[Data entries]
——

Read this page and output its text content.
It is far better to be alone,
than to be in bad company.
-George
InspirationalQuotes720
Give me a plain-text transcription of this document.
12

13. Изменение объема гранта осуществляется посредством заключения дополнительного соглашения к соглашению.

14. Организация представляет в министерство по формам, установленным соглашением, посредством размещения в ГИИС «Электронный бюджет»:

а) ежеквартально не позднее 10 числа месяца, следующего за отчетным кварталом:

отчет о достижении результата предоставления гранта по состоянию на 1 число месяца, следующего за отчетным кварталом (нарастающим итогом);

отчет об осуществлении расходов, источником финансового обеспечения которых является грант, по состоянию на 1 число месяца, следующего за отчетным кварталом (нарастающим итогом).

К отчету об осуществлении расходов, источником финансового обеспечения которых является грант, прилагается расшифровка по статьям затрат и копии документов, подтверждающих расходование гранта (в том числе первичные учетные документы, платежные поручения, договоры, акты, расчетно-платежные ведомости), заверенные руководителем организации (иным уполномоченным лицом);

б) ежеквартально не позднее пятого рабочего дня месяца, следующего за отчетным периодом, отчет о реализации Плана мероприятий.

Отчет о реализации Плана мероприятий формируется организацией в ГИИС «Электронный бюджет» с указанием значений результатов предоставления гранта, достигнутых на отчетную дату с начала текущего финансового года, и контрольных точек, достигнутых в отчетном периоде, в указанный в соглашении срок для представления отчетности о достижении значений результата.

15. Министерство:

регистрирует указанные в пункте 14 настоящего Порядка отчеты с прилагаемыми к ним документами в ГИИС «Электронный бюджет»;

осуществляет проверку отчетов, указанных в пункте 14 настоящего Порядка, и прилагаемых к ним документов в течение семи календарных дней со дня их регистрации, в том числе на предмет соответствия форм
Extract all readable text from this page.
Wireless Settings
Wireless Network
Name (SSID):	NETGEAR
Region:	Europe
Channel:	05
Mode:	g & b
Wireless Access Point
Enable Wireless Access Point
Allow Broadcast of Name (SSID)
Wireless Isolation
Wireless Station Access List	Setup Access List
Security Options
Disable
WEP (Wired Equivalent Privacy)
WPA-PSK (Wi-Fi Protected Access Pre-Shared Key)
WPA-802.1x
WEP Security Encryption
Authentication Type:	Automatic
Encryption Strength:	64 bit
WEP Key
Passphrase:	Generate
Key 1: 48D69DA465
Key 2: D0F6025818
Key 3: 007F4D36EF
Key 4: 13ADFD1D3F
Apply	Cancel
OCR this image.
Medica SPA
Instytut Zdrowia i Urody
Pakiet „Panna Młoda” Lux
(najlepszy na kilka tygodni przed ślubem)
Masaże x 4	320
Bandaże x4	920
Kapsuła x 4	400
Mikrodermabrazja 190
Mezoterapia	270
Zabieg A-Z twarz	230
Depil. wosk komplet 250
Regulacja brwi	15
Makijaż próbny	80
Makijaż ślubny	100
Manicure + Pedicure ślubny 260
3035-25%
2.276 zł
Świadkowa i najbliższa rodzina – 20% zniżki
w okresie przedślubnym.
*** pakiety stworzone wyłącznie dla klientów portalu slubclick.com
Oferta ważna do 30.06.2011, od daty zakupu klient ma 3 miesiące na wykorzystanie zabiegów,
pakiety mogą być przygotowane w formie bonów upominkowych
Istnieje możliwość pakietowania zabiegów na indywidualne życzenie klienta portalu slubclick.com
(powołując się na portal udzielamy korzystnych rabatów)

——

▶ _PROBLEM DETAILS_: Leave out every line without the string "состоянию" and copy the rest.

▶ _EXERCISE RESULT_:
отчет о достижении результата предоставления гранта по состоянию на 1 число месяца, следующего за отчетным кварталом (нарастающим итогом);
отчет об осуществлении расходов, источником финансового обеспечения которых является грант, по состоянию на 1 число месяца, следующего за отчетным кварталом (нарастающим итогом).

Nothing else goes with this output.